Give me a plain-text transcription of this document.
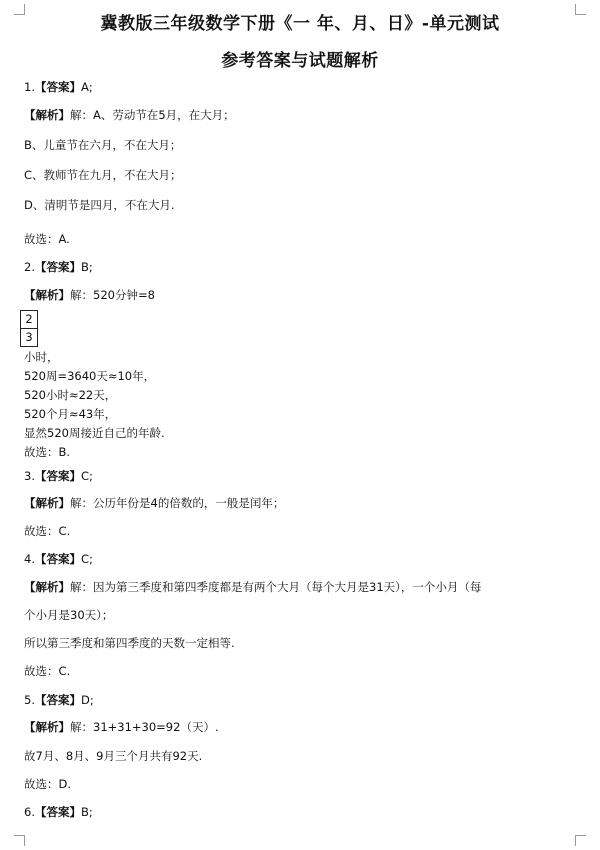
冀教版三年级数学下册《一 年、月、日》-单元测试
参考答案与试题解析
1.【答案】A;
【解析】解：A、劳动节在5月，在大月；
B、儿童节在六月，不在大月；
C、教师节在九月，不在大月；
D、清明节是四月，不在大月.
故选：A.
2.【答案】B;
【解析】解：520分钟=8
$\frac{2}{3}$
小时，
520周=3640天≈10年，
520小时≈22天，
520个月≈43年，
显然520周接近自己的年龄.
故选：B.
3.【答案】C;
【解析】解：公历年份是4的倍数的，一般是闰年；
故选：C.
4.【答案】C;
【解析】解：因为第三季度和第四季度都是有两个大月（每个大月是31天），一个小月（每
个小月是30天）；
所以第三季度和第四季度的天数一定相等.
故选：C.
5.【答案】D;
【解析】解：31+31+30=92（天）.
故7月、8月、9月三个月共有92天.
故选：D.
6.【答案】B;
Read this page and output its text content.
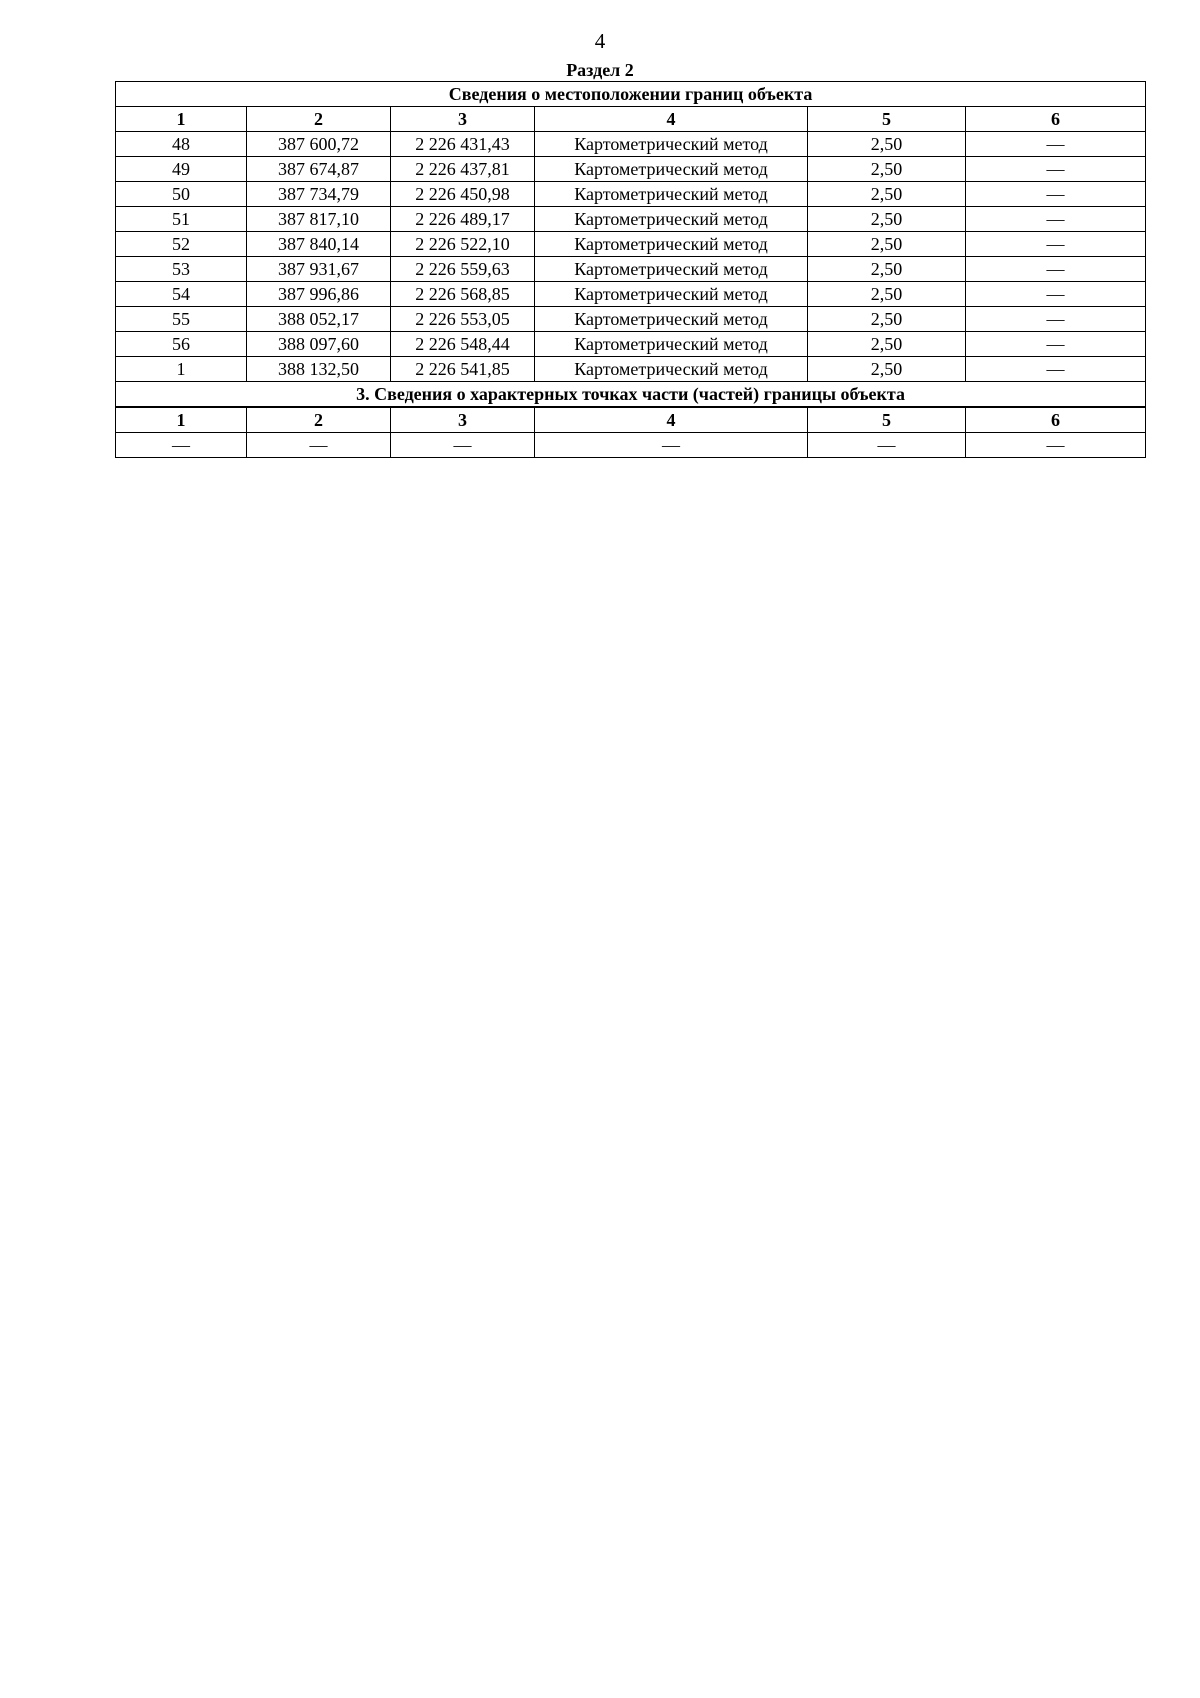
4
Раздел 2
Сведения о местоположении границ объекта					
1	2	3	4	5	6
48	387 600,72	2 226 431,43	Картометрический метод	2,50	—
49	387 674,87	2 226 437,81	Картометрический метод	2,50	—
50	387 734,79	2 226 450,98	Картометрический метод	2,50	—
51	387 817,10	2 226 489,17	Картометрический метод	2,50	—
52	387 840,14	2 226 522,10	Картометрический метод	2,50	—
53	387 931,67	2 226 559,63	Картометрический метод	2,50	—
54	387 996,86	2 226 568,85	Картометрический метод	2,50	—
55	388 052,17	2 226 553,05	Картометрический метод	2,50	—
56	388 097,60	2 226 548,44	Картометрический метод	2,50	—
1	388 132,50	2 226 541,85	Картометрический метод	2,50	—
3. Сведения о характерных точках части (частей) границы объекта					
1	2	3	4	5	6
—	—	—	—	—	—
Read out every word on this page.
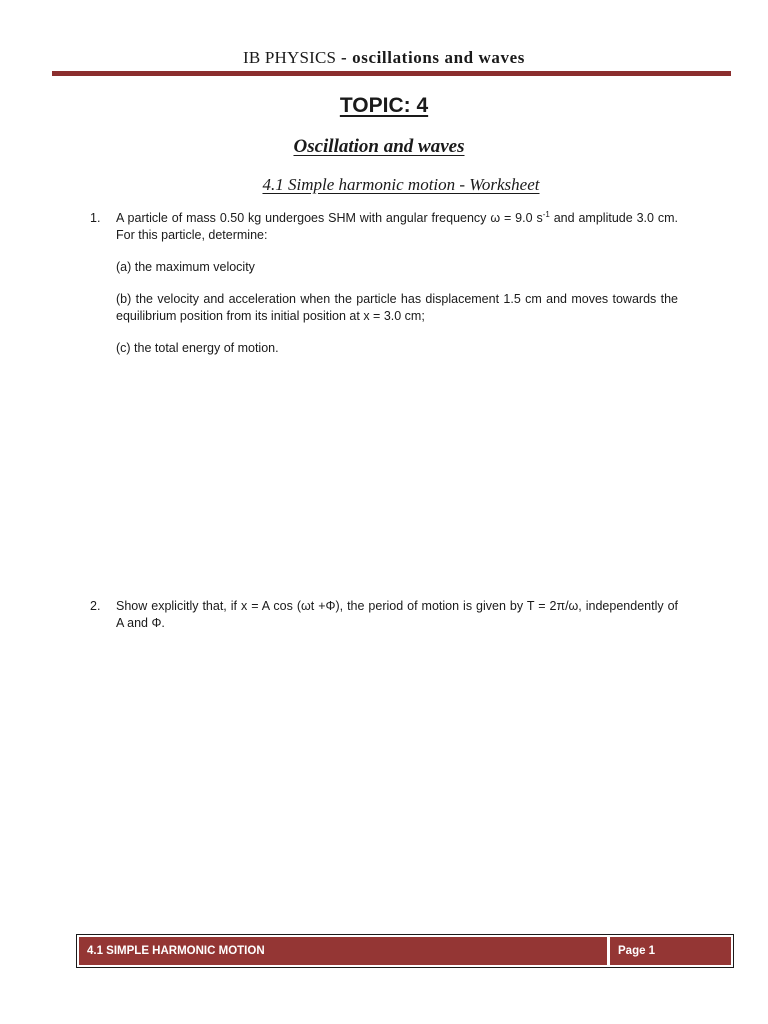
IB PHYSICS - oscillations and waves
TOPIC: 4
Oscillation and waves
4.1 Simple harmonic motion - Worksheet
1. A particle of mass 0.50 kg undergoes SHM with angular frequency ω = 9.0 $s^{-1}$ and amplitude 3.0 cm. For this particle, determine:

(a) the maximum velocity

(b) the velocity and acceleration when the particle has displacement 1.5 cm and moves towards the equilibrium position from its initial position at x = 3.0 cm;

(c) the total energy of motion.

2. Show explicitly that, if x = A cos (ωt +Φ), the period of motion is given by T = 2π/ω, independently of A and Φ.

4.1 SIMPLE HARMONIC MOTION	Page 1
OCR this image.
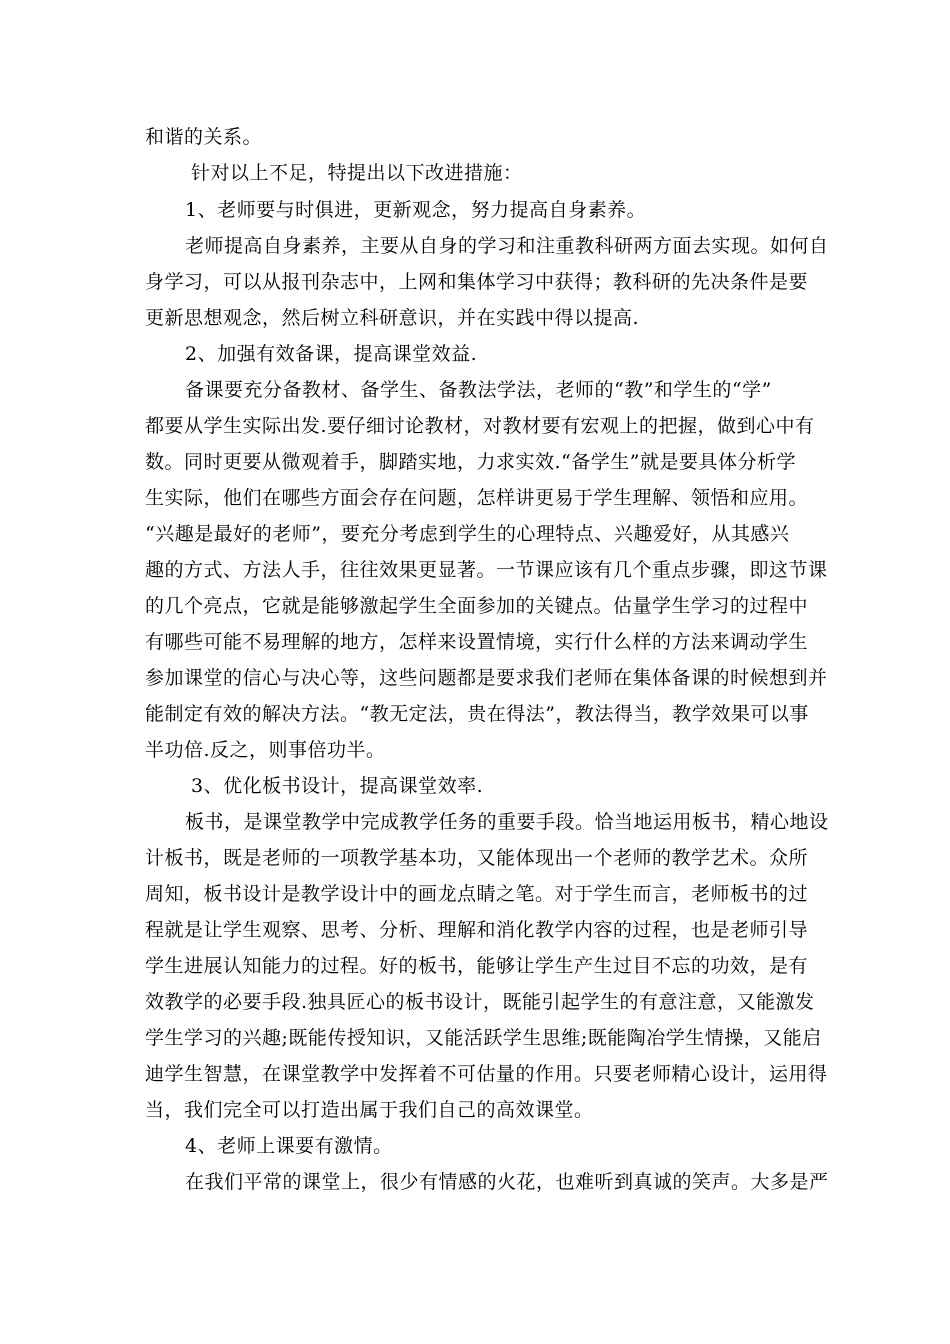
和谐的关系。
针对以上不足，特提出以下改进措施：
1、老师要与时俱进，更新观念，努力提高自身素养。
老师提高自身素养，主要从自身的学习和注重教科研两方面去实现。如何自
身学习，可以从报刊杂志中，上网和集体学习中获得；教科研的先决条件是要
更新思想观念，然后树立科研意识，并在实践中得以提高.
2、加强有效备课，提高课堂效益.
备课要充分备教材、备学生、备教法学法，老师的“教”和学生的“学”
都要从学生实际出发.要仔细讨论教材，对教材要有宏观上的把握，做到心中有
数。同时更要从微观着手，脚踏实地，力求实效.“备学生”就是要具体分析学
生实际，他们在哪些方面会存在问题，怎样讲更易于学生理解、领悟和应用。
“兴趣是最好的老师”，要充分考虑到学生的心理特点、兴趣爱好，从其感兴
趣的方式、方法人手，往往效果更显著。一节课应该有几个重点步骤，即这节课
的几个亮点，它就是能够激起学生全面参加的关键点。估量学生学习的过程中
有哪些可能不易理解的地方，怎样来设置情境，实行什么样的方法来调动学生
参加课堂的信心与决心等，这些问题都是要求我们老师在集体备课的时候想到并
能制定有效的解决方法。“教无定法，贵在得法”，教法得当，教学效果可以事
半功倍.反之，则事倍功半。
3、优化板书设计，提高课堂效率.
板书，是课堂教学中完成教学任务的重要手段。恰当地运用板书，精心地设
计板书，既是老师的一项教学基本功，又能体现出一个老师的教学艺术。众所
周知，板书设计是教学设计中的画龙点睛之笔。对于学生而言，老师板书的过
程就是让学生观察、思考、分析、理解和消化教学内容的过程，也是老师引导
学生进展认知能力的过程。好的板书，能够让学生产生过目不忘的功效，是有
效教学的必要手段.独具匠心的板书设计，既能引起学生的有意注意，又能激发
学生学习的兴趣;既能传授知识，又能活跃学生思维;既能陶冶学生情操，又能启
迪学生智慧，在课堂教学中发挥着不可估量的作用。只要老师精心设计，运用得
当，我们完全可以打造出属于我们自己的高效课堂。
4、老师上课要有激情。
在我们平常的课堂上，很少有情感的火花，也难听到真诚的笑声。大多是严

YOUR GOAL — Return the listing above word for word, with the pictures removed.

EXERCISE RESPONSE —
Give me a plain-text transcription of this document.
冀教版三年级数学下册《一 年、月、日》-单元测试
参考答案与试题解析
1.【答案】A;
【解析】解：A、劳动节在5月，在大月；
B、儿童节在六月，不在大月；
C、教师节在九月，不在大月；
D、清明节是四月，不在大月.
故选：A.
2.【答案】B;
【解析】解：520分钟=8
$\frac{2}{3}$
小时，
520周=3640天≈10年，
520小时≈22天，
520个月≈43年，
显然520周接近自己的年龄.
故选：B.
3.【答案】C;
【解析】解：公历年份是4的倍数的，一般是闰年；
故选：C.
4.【答案】C;
【解析】解：因为第三季度和第四季度都是有两个大月（每个大月是31天），一个小月（每
个小月是30天）；
所以第三季度和第四季度的天数一定相等.
故选：C.
5.【答案】D;
【解析】解：31+31+30=92（天）.
故7月、8月、9月三个月共有92天.
故选：D.
6.【答案】B;
Read this page and output its text content.
4
Раздел 2
Сведения о местоположении границ объекта					
1	2	3	4	5	6
48	387 600,72	2 226 431,43	Картометрический метод	2,50	—
49	387 674,87	2 226 437,81	Картометрический метод	2,50	—
50	387 734,79	2 226 450,98	Картометрический метод	2,50	—
51	387 817,10	2 226 489,17	Картометрический метод	2,50	—
52	387 840,14	2 226 522,10	Картометрический метод	2,50	—
53	387 931,67	2 226 559,63	Картометрический метод	2,50	—
54	387 996,86	2 226 568,85	Картометрический метод	2,50	—
55	388 052,17	2 226 553,05	Картометрический метод	2,50	—
56	388 097,60	2 226 548,44	Картометрический метод	2,50	—
1	388 132,50	2 226 541,85	Картометрический метод	2,50	—
3. Сведения о характерных точках части (частей) границы объекта					
1	2	3	4	5	6
—	—	—	—	—	—
Read out every word on this page.
IB PHYSICS - oscillations and waves
TOPIC: 4
Oscillation and waves
4.1 Simple harmonic motion - Worksheet
1. A particle of mass 0.50 kg undergoes SHM with angular frequency ω = 9.0 $s^{-1}$ and amplitude 3.0 cm. For this particle, determine:

(a) the maximum velocity

(b) the velocity and acceleration when the particle has displacement 1.5 cm and moves towards the equilibrium position from its initial position at x = 3.0 cm;

(c) the total energy of motion.

2. Show explicitly that, if x = A cos (ωt +Φ), the period of motion is given by T = 2π/ω, independently of A and Φ.

4.1 SIMPLE HARMONIC MOTION	Page 1
OCR this image.
和谐的关系。
针对以上不足，特提出以下改进措施：
1、老师要与时俱进，更新观念，努力提高自身素养。
老师提高自身素养，主要从自身的学习和注重教科研两方面去实现。如何自
身学习，可以从报刊杂志中，上网和集体学习中获得；教科研的先决条件是要
更新思想观念，然后树立科研意识，并在实践中得以提高.
2、加强有效备课，提高课堂效益.
备课要充分备教材、备学生、备教法学法，老师的“教”和学生的“学”
都要从学生实际出发.要仔细讨论教材，对教材要有宏观上的把握，做到心中有
数。同时更要从微观着手，脚踏实地，力求实效.“备学生”就是要具体分析学
生实际，他们在哪些方面会存在问题，怎样讲更易于学生理解、领悟和应用。
“兴趣是最好的老师”，要充分考虑到学生的心理特点、兴趣爱好，从其感兴
趣的方式、方法人手，往往效果更显著。一节课应该有几个重点步骤，即这节课
的几个亮点，它就是能够激起学生全面参加的关键点。估量学生学习的过程中
有哪些可能不易理解的地方，怎样来设置情境，实行什么样的方法来调动学生
参加课堂的信心与决心等，这些问题都是要求我们老师在集体备课的时候想到并
能制定有效的解决方法。“教无定法，贵在得法”，教法得当，教学效果可以事
半功倍.反之，则事倍功半。
3、优化板书设计，提高课堂效率.
板书，是课堂教学中完成教学任务的重要手段。恰当地运用板书，精心地设
计板书，既是老师的一项教学基本功，又能体现出一个老师的教学艺术。众所
周知，板书设计是教学设计中的画龙点睛之笔。对于学生而言，老师板书的过
程就是让学生观察、思考、分析、理解和消化教学内容的过程，也是老师引导
学生进展认知能力的过程。好的板书，能够让学生产生过目不忘的功效，是有
效教学的必要手段.独具匠心的板书设计，既能引起学生的有意注意，又能激发
学生学习的兴趣;既能传授知识，又能活跃学生思维;既能陶冶学生情操，又能启
迪学生智慧，在课堂教学中发挥着不可估量的作用。只要老师精心设计，运用得
当，我们完全可以打造出属于我们自己的高效课堂。
4、老师上课要有激情。
在我们平常的课堂上，很少有情感的火花，也难听到真诚的笑声。大多是严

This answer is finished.